Excerpt from a dataset:
--- start ---

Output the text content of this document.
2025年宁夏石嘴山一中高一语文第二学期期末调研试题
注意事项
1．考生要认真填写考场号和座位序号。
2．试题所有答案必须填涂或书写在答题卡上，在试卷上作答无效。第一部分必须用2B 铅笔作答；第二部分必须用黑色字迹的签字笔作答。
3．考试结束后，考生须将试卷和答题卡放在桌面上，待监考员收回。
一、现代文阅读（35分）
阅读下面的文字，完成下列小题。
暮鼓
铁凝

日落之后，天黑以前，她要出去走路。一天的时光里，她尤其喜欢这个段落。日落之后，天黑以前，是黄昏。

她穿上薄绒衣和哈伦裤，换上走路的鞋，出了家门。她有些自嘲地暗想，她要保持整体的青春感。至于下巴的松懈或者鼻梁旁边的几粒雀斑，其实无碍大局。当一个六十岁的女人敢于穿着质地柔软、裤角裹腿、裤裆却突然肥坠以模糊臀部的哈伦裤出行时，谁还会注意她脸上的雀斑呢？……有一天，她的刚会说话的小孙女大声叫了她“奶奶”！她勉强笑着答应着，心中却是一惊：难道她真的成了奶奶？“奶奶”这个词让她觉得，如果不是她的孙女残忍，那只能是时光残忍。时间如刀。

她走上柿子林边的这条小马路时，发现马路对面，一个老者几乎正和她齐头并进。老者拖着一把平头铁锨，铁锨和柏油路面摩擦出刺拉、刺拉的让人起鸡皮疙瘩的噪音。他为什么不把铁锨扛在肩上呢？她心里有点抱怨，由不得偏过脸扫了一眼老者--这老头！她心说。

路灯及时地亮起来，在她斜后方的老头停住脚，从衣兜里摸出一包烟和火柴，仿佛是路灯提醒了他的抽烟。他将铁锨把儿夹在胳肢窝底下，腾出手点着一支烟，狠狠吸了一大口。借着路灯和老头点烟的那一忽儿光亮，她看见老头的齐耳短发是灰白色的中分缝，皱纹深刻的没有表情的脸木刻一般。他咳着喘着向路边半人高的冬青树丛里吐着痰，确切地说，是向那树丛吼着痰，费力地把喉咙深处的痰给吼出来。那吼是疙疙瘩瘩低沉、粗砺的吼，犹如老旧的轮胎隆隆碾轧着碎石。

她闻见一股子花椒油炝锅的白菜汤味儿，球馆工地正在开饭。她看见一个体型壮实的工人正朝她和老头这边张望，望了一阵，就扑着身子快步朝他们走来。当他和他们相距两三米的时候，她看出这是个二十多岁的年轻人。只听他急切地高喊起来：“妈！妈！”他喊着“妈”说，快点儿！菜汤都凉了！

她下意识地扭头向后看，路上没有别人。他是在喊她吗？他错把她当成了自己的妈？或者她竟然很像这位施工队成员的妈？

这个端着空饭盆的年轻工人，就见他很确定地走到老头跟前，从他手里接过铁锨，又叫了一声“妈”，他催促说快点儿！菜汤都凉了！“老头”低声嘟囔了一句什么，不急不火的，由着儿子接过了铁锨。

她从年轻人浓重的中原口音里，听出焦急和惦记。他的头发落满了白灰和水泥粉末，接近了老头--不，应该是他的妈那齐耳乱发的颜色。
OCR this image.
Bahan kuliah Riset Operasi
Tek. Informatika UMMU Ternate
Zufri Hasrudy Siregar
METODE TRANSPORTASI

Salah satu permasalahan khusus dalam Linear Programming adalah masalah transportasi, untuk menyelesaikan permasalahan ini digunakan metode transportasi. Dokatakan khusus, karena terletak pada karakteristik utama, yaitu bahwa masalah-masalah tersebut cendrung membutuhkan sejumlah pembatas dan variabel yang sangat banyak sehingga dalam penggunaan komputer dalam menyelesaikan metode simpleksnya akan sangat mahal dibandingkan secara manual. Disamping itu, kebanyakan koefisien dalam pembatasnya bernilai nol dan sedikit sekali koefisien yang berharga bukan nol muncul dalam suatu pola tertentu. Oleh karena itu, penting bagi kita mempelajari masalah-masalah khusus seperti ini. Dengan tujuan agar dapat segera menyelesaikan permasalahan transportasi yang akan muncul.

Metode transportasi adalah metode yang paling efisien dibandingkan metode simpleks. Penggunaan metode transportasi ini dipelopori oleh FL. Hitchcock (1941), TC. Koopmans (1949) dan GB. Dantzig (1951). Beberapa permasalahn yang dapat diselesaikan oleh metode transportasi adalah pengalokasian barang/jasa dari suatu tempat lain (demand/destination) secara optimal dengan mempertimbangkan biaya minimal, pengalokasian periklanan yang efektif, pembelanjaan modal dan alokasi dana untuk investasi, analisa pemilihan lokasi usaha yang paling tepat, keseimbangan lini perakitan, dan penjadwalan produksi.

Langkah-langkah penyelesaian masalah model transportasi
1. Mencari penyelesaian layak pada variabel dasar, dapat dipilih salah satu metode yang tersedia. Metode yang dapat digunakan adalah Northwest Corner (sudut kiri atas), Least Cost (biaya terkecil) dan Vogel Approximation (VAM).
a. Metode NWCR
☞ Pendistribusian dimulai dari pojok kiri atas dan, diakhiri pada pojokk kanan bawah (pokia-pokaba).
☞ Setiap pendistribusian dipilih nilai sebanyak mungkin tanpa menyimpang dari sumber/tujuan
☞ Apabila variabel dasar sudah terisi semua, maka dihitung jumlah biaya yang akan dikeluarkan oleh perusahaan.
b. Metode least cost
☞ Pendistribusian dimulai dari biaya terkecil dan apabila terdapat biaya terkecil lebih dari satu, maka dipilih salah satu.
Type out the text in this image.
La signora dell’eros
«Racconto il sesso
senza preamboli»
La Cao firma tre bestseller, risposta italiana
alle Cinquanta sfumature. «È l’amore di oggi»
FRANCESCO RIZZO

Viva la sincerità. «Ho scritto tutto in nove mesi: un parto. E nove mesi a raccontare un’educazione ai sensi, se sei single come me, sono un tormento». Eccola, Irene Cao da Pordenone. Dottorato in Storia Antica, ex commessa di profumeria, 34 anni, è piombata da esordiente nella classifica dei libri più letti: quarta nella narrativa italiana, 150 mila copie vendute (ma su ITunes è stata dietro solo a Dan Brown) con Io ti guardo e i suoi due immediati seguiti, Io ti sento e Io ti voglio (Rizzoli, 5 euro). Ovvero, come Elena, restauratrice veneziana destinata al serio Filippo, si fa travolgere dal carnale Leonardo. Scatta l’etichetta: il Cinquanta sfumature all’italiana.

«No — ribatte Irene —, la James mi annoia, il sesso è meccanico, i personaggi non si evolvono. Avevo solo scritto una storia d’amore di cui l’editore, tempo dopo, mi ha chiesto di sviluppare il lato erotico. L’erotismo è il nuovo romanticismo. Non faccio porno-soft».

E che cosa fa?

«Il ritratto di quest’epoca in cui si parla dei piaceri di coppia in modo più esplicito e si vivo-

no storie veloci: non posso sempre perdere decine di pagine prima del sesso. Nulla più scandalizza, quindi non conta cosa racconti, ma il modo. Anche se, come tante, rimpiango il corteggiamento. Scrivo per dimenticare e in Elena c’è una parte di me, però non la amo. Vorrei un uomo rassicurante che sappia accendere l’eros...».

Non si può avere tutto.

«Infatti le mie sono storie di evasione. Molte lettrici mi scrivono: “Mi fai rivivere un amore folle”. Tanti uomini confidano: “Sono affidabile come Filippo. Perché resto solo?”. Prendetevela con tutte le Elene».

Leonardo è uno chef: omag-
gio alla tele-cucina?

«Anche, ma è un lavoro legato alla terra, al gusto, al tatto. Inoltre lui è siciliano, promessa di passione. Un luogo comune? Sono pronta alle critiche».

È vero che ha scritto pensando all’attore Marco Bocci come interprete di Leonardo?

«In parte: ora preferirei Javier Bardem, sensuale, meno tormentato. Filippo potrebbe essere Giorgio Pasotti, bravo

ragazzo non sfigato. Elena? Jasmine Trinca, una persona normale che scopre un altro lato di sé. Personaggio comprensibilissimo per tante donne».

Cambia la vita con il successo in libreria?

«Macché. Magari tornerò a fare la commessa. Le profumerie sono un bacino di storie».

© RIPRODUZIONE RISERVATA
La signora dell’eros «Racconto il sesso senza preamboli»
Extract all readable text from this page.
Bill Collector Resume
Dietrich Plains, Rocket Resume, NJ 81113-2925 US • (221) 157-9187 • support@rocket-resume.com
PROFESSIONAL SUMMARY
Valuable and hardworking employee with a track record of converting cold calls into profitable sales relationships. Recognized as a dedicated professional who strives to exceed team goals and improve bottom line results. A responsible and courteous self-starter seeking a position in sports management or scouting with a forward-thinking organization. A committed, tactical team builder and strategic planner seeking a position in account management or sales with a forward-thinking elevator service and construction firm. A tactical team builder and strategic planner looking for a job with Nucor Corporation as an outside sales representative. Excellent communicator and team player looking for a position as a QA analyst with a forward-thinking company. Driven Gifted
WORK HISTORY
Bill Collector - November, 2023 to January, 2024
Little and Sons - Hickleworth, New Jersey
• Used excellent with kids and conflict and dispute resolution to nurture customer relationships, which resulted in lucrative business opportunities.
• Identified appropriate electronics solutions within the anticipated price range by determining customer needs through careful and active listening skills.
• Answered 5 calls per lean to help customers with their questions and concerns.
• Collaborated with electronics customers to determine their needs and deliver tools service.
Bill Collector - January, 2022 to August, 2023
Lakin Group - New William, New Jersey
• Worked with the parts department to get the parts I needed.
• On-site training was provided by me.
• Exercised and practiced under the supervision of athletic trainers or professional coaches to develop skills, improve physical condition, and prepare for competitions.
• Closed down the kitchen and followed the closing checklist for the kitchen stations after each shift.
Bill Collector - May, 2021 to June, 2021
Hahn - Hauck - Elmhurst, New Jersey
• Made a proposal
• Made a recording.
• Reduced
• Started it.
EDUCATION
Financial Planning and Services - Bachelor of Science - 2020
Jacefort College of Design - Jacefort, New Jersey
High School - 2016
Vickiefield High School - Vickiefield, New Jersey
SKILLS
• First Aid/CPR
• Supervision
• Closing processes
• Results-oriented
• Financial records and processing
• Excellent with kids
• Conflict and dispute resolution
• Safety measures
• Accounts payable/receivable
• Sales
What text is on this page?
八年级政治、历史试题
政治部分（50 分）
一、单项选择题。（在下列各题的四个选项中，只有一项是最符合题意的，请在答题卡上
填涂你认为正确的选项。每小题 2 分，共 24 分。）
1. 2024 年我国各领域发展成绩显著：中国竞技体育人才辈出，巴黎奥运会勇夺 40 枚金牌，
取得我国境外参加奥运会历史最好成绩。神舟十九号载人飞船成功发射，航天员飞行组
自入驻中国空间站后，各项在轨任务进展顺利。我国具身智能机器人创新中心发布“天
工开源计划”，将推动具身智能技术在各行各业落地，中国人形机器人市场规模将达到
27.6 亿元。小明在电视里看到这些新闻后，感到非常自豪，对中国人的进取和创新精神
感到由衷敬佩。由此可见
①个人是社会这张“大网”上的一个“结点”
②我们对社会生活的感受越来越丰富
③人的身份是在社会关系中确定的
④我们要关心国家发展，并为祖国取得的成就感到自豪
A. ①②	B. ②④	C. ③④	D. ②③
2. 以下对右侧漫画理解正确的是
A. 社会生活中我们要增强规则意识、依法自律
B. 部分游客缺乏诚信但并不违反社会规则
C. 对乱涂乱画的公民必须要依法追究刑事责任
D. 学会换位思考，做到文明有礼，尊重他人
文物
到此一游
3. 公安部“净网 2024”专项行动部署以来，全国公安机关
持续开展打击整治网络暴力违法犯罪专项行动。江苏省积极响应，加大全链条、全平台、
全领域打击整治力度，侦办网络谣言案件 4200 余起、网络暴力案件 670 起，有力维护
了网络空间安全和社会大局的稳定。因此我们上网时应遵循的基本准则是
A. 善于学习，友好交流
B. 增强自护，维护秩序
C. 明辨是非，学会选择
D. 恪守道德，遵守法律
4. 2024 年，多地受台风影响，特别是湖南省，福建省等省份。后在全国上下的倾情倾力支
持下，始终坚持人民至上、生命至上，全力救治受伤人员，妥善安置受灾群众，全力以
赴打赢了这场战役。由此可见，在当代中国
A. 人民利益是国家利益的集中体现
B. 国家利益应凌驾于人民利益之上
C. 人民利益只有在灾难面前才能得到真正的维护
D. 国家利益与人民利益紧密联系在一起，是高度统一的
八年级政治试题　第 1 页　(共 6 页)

--- end ---

SET TASK:
Count the lines of the data that include the string "Anche", and give only that number.

ANSWER IN FULL:
2